**To be done:**
Copy the rows that start with the line containing "copy-icon[interactable] [221, 44, 233, 58]" and continue through the line containing "search-button[interactable]: Zoek [862, 339, 920, 372]", keeping each one unchanged.

**Given data:**
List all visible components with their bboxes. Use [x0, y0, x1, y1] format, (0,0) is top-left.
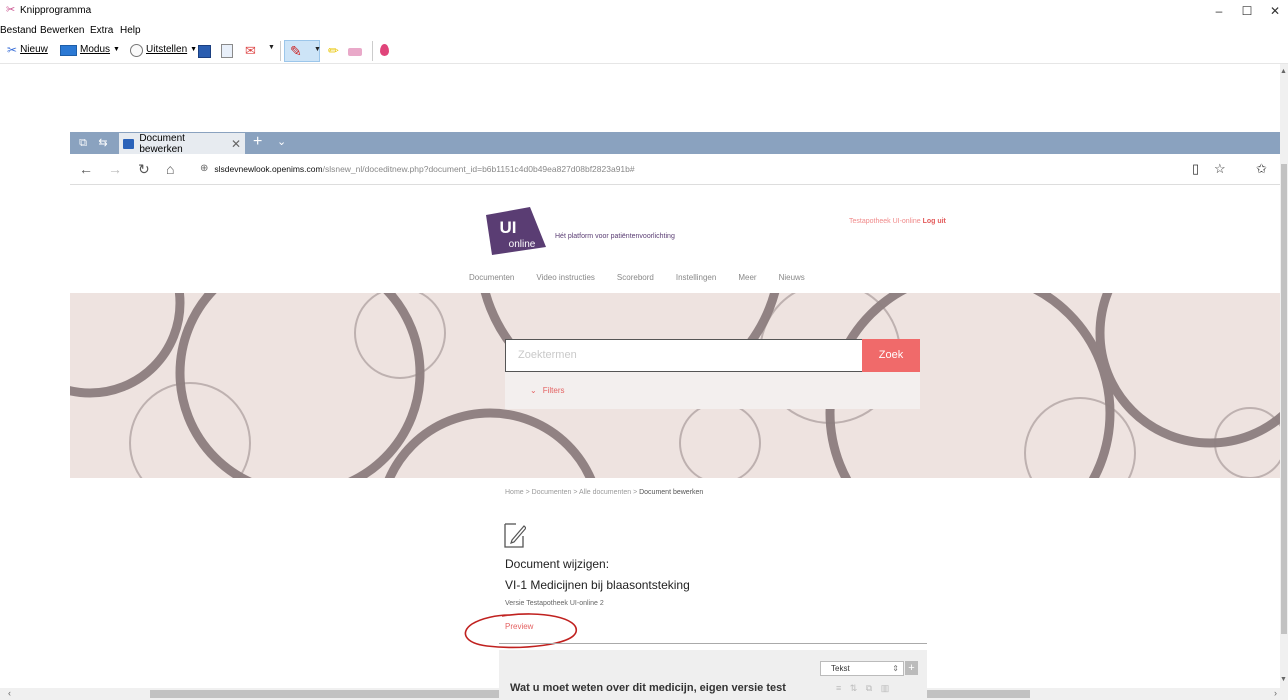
copy-icon[interactable] [221, 44, 233, 58]
scrollbar-thumb[interactable] [1281, 164, 1287, 634]
editor-block-tools[interactable]: ≡ ⇅ ⧉ ▥ [836, 683, 892, 694]
filters-toggle[interactable]: ⌄ Filters [505, 372, 920, 409]
refresh-icon[interactable]: ↻ [138, 160, 150, 178]
tab-preview-icon[interactable]: ⇆ [96, 136, 110, 150]
document-version: Versie Testapotheek UI-online 2 [505, 600, 604, 607]
save-icon[interactable] [198, 45, 211, 58]
breadcrumb-current: Document bewerken [639, 489, 704, 496]
menu-extra[interactable]: Extra [90, 25, 113, 36]
tabs-aside-icon[interactable]: ⧉ [76, 136, 90, 150]
highlighter-icon[interactable]: ✏ [328, 43, 339, 59]
close-button[interactable]: ✕ [1260, 2, 1288, 20]
document-title: VI-1 Medicijnen bij blaasontsteking [505, 578, 690, 592]
logout-link[interactable]: Log uit [923, 218, 946, 225]
search-button[interactable]: Zoek [862, 339, 920, 372]
mode-icon [60, 44, 77, 56]
url-field[interactable]: ⊕ slsdevnewlook.openims.com/slsnew_nl/do… [200, 160, 1180, 178]
breadcrumb-alle-documenten[interactable]: Alle documenten [579, 489, 631, 496]
account-links: Testapotheek UI-online Log uit [849, 218, 946, 225]
paint3d-icon[interactable] [380, 44, 389, 56]
nav-scorebord[interactable]: Scorebord [617, 273, 654, 282]
new-tab-icon[interactable]: + [253, 133, 262, 151]
new-snip-icon: ✂ [7, 43, 18, 57]
reading-view-icon[interactable]: ▯ [1192, 161, 1199, 177]
editor-section-title[interactable]: Wat u moet weten over dit medicijn, eige… [510, 682, 786, 694]
mode-button[interactable]: Modus ▼ [60, 41, 120, 59]
scroll-down-icon[interactable]: ▼ [1280, 676, 1287, 683]
globe-icon: ⊕ [200, 163, 209, 174]
scroll-up-icon[interactable]: ▲ [1280, 68, 1287, 75]
tab-list-chevron-icon[interactable]: ⌄ [277, 135, 286, 148]
logo-text-top: UI [500, 218, 517, 237]
maximize-button[interactable]: ☐ [1232, 2, 1262, 20]
breadcrumb-home[interactable]: Home [505, 489, 524, 496]
nav-nieuws[interactable]: Nieuws [779, 273, 805, 282]
nav-meer[interactable]: Meer [738, 273, 756, 282]
menu-bewerken[interactable]: Bewerken [40, 25, 84, 36]
chevron-down-icon[interactable]: ▼ [268, 44, 275, 51]
account-name[interactable]: Testapotheek UI-online [849, 218, 921, 225]
ui-online-logo[interactable]: UI online [478, 207, 548, 255]
delay-button[interactable]: Uitstellen ▼ [130, 41, 197, 59]
menu-bar: Bestand Bewerken Extra Help [0, 22, 1288, 37]
menu-help[interactable]: Help [120, 25, 141, 36]
block-type-select[interactable]: Tekst ⇕ [820, 661, 904, 676]
edit-document-icon [504, 523, 526, 548]
chevron-down-icon[interactable]: ▼ [314, 46, 321, 53]
browser-tab-active[interactable]: Document bewerken ✕ [119, 133, 245, 155]
red-pen-annotation [464, 613, 577, 649]
toolbar-separator [280, 41, 281, 61]
menu-bestand[interactable]: Bestand [0, 25, 37, 36]
browser-tab-strip [70, 132, 1280, 154]
toolbar-separator [372, 41, 373, 61]
breadcrumb-documenten[interactable]: Documenten [532, 489, 572, 496]
scroll-right-icon[interactable]: › [1274, 688, 1277, 698]
favorite-star-icon[interactable]: ☆ [1214, 161, 1226, 177]
back-icon[interactable]: ← [79, 160, 93, 178]
minimize-button[interactable]: – [1204, 2, 1234, 20]
window-title: Knipprogramma [20, 5, 92, 16]
nav-documenten[interactable]: Documenten [469, 273, 514, 282]
site-tagline: Hét platform voor patiëntenvoorlichting [555, 233, 675, 240]
chevron-down-icon: ▼ [113, 46, 120, 53]
chevron-down-icon: ⌄ [530, 386, 537, 395]
select-arrows-icon: ⇕ [892, 664, 899, 673]
main-nav: Documenten Video instructies Scorebord I… [469, 273, 805, 282]
vertical-scrollbar[interactable] [1280, 64, 1288, 688]
send-snip-icon[interactable]: ✉ [245, 44, 256, 58]
close-tab-icon[interactable]: ✕ [231, 137, 241, 151]
new-snip-button[interactable]: ✂ Nieuw [7, 41, 48, 59]
home-icon[interactable]: ⌂ [166, 160, 174, 178]
eraser-icon[interactable] [348, 48, 362, 56]
clock-icon [130, 43, 143, 57]
document-label: Document wijzigen: [505, 557, 610, 571]
pen-icon[interactable]: ✎ [290, 43, 302, 59]
breadcrumb: Home > Documenten > Alle documenten > Do… [505, 489, 704, 496]
page-favicon-icon [123, 138, 135, 149]
favorites-hub-icon[interactable]: ✩ [1256, 161, 1267, 177]
add-block-button[interactable]: + [905, 661, 918, 675]
scroll-left-icon[interactable]: ‹ [8, 688, 11, 698]
window-titlebar: ✂ Knipprogramma – ☐ ✕ [0, 0, 1288, 22]
nav-instellingen[interactable]: Instellingen [676, 273, 716, 282]
nav-video-instructies[interactable]: Video instructies [536, 273, 595, 282]
scissors-app-icon: ✂ [6, 4, 16, 16]
logo-text-bottom: online [509, 239, 536, 250]
forward-icon[interactable]: → [108, 160, 122, 178]
chevron-down-icon: ▼ [190, 46, 198, 53]
divider [499, 643, 927, 644]
search-input[interactable]: Zoektermen [505, 339, 863, 372]
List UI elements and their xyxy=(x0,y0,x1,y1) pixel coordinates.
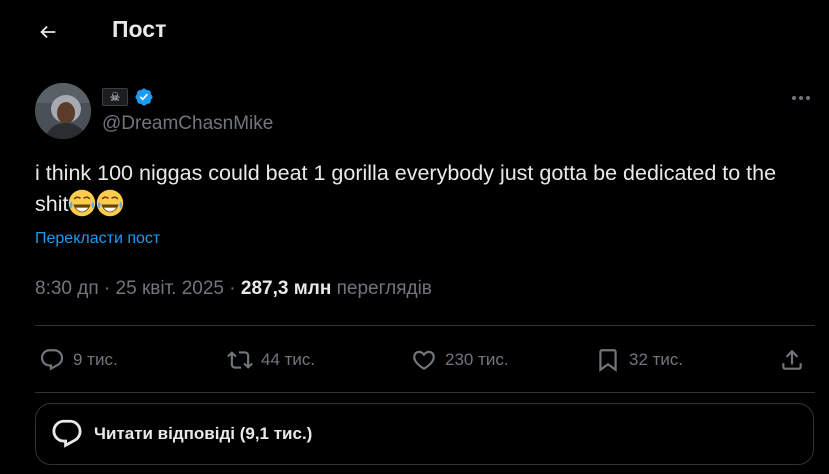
action-bar: 9 тис. 44 тис. 230 тис. 32 тис. xyxy=(35,340,815,380)
author-handle[interactable]: @DreamChasnMike xyxy=(102,113,273,135)
page-title: Пост xyxy=(112,16,167,42)
read-replies-button[interactable]: Читати відповіді (9,1 тис.) xyxy=(35,403,814,465)
reply-button[interactable]: 9 тис. xyxy=(39,340,118,380)
more-icon-dot xyxy=(792,96,796,100)
meta-separator: · xyxy=(103,278,111,299)
like-button[interactable]: 230 тис. xyxy=(411,340,509,380)
views-count[interactable]: 287,3 млн xyxy=(241,278,331,299)
bookmark-button[interactable]: 32 тис. xyxy=(595,340,683,380)
share-icon xyxy=(782,349,802,370)
translate-post-link[interactable]: Перекласти пост xyxy=(35,230,160,248)
share-button[interactable] xyxy=(779,340,805,380)
verified-badge-icon[interactable] xyxy=(134,87,154,107)
divider xyxy=(35,325,815,326)
laughing-emoji-icon xyxy=(69,189,96,217)
repost-count: 44 тис. xyxy=(261,350,316,369)
post-meta: 8:30 дп · 25 квіт. 2025 · 287,3 млн пере… xyxy=(35,278,432,300)
meta-separator: · xyxy=(229,278,236,299)
like-icon xyxy=(413,350,435,370)
back-button[interactable] xyxy=(30,14,66,50)
avatar-image-icon xyxy=(35,83,91,139)
tweet-text: i think 100 niggas could beat 1 gorilla … xyxy=(35,158,815,220)
author-name-row: ☠ xyxy=(102,87,154,107)
views-label: переглядів xyxy=(336,278,432,299)
more-options-button[interactable] xyxy=(786,88,816,108)
laughing-emoji-icon xyxy=(97,189,124,217)
bookmark-count: 32 тис. xyxy=(629,350,684,369)
back-arrow-icon xyxy=(40,25,56,39)
repost-button[interactable]: 44 тис. xyxy=(227,340,315,380)
more-icon-dot xyxy=(799,96,803,100)
post-date[interactable]: 25 квіт. 2025 xyxy=(116,278,224,299)
reply-icon xyxy=(40,349,64,371)
display-name[interactable]: ☠ xyxy=(102,88,128,106)
like-count: 230 тис. xyxy=(445,350,509,369)
replies-bubble-icon xyxy=(52,419,82,448)
bookmark-icon xyxy=(599,349,617,372)
tweet-body: i think 100 niggas could beat 1 gorilla … xyxy=(35,161,777,216)
reply-count: 9 тис. xyxy=(73,350,118,369)
repost-icon xyxy=(227,351,253,369)
top-bar: Пост xyxy=(0,0,829,62)
more-icon-dot xyxy=(806,96,810,100)
divider xyxy=(35,392,815,393)
post-time[interactable]: 8:30 дп xyxy=(35,278,99,299)
skull-flag-icon: ☠ xyxy=(109,90,121,104)
avatar[interactable] xyxy=(35,83,91,139)
read-replies-label: Читати відповіді (9,1 тис.) xyxy=(94,424,313,443)
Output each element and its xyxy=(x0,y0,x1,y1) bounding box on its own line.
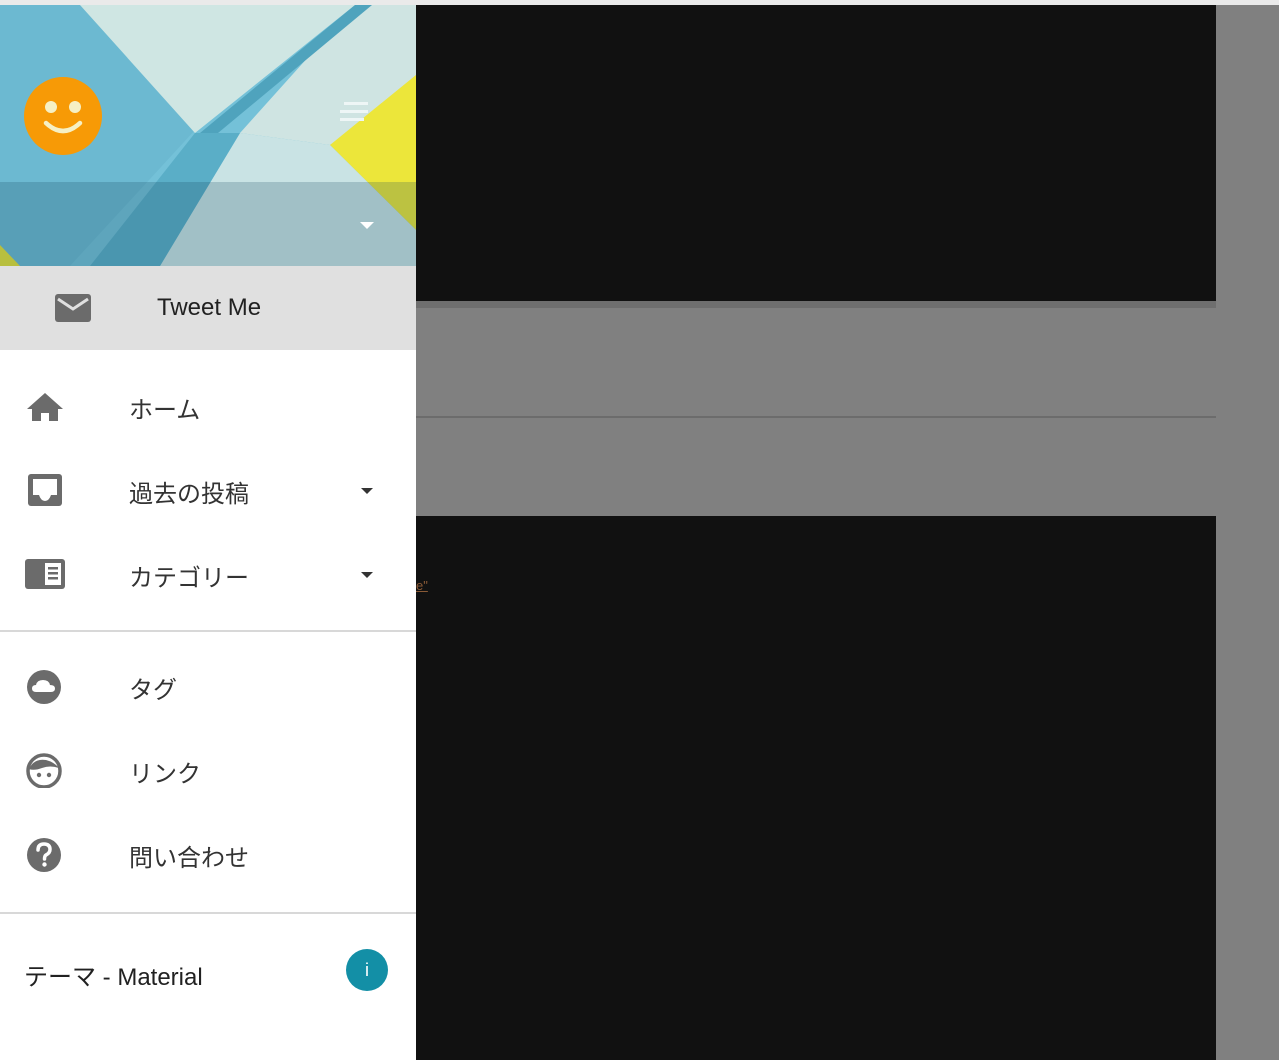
drawer-header xyxy=(0,5,416,266)
nav-item-archives[interactable]: 過去の投稿 xyxy=(0,448,416,532)
smiley-face-icon xyxy=(43,101,83,134)
arrow-drop-down-icon xyxy=(360,222,374,229)
tweet-me-label: Tweet Me xyxy=(157,294,262,321)
inbox-icon xyxy=(28,474,62,506)
background-link-fragment: e" xyxy=(416,578,428,593)
arrow-drop-down-icon[interactable] xyxy=(356,484,378,498)
help-icon xyxy=(27,838,61,872)
chrome-reader-mode-icon xyxy=(25,559,65,589)
home-icon xyxy=(27,393,63,421)
background-divider xyxy=(416,416,1216,418)
face-icon xyxy=(26,753,62,788)
background-content-block xyxy=(416,516,1216,1060)
avatar[interactable] xyxy=(24,77,102,155)
nav-item-categories[interactable]: カテゴリー xyxy=(0,532,416,616)
nav-item-tags[interactable]: タグ xyxy=(0,644,416,728)
nav-item-label: カテゴリー xyxy=(129,565,249,592)
account-dropdown-button[interactable] xyxy=(352,213,382,239)
hamburger-menu-icon xyxy=(340,102,368,121)
tweet-me-item[interactable]: Tweet Me xyxy=(0,266,416,350)
theme-label: テーマ - Material xyxy=(24,964,203,991)
nav-item-label: リンク xyxy=(129,761,201,788)
background-hero-block xyxy=(416,5,1216,301)
cloud-icon xyxy=(27,670,61,704)
navigation-drawer: Tweet Me ホーム 過去の投稿 カテゴリー タグ リンク 問い合わせ テー… xyxy=(0,5,416,1060)
section-divider xyxy=(0,912,416,914)
nav-item-label: ホーム xyxy=(129,397,201,424)
mail-icon xyxy=(55,294,91,322)
nav-item-label: 過去の投稿 xyxy=(129,481,249,508)
nav-item-contact[interactable]: 問い合わせ xyxy=(0,812,416,896)
theme-row: テーマ - Material i xyxy=(0,935,416,1005)
arrow-drop-down-icon[interactable] xyxy=(356,568,378,582)
header-menu-button[interactable] xyxy=(336,101,372,123)
nav-item-label: 問い合わせ xyxy=(129,845,249,872)
background-shadow xyxy=(416,301,1216,308)
info-badge-button[interactable]: i xyxy=(346,949,388,991)
section-divider xyxy=(0,630,416,632)
nav-item-links[interactable]: リンク xyxy=(0,728,416,812)
nav-item-label: タグ xyxy=(129,677,177,704)
nav-item-home[interactable]: ホーム xyxy=(0,364,416,448)
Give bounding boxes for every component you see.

**The completed task:**
copy-icon[interactable] [221, 44, 233, 58]
scrollbar-thumb[interactable] [1281, 164, 1287, 634]
editor-block-tools[interactable]: ≡ ⇅ ⧉ ▥ [836, 683, 892, 694]
filters-toggle[interactable]: ⌄ Filters [505, 372, 920, 409]
refresh-icon[interactable]: ↻ [138, 160, 150, 178]
tab-preview-icon[interactable]: ⇆ [96, 136, 110, 150]
document-version: Versie Testapotheek UI-online 2 [505, 600, 604, 607]
save-icon[interactable] [198, 45, 211, 58]
breadcrumb-current: Document bewerken [639, 489, 704, 496]
menu-extra[interactable]: Extra [90, 25, 113, 36]
tabs-aside-icon[interactable]: ⧉ [76, 136, 90, 150]
highlighter-icon[interactable]: ✏ [328, 43, 339, 59]
close-button[interactable]: ✕ [1260, 2, 1288, 20]
document-title: VI-1 Medicijnen bij blaasontsteking [505, 578, 690, 592]
logout-link[interactable]: Log uit [923, 218, 946, 225]
search-button[interactable]: Zoek [862, 339, 920, 372]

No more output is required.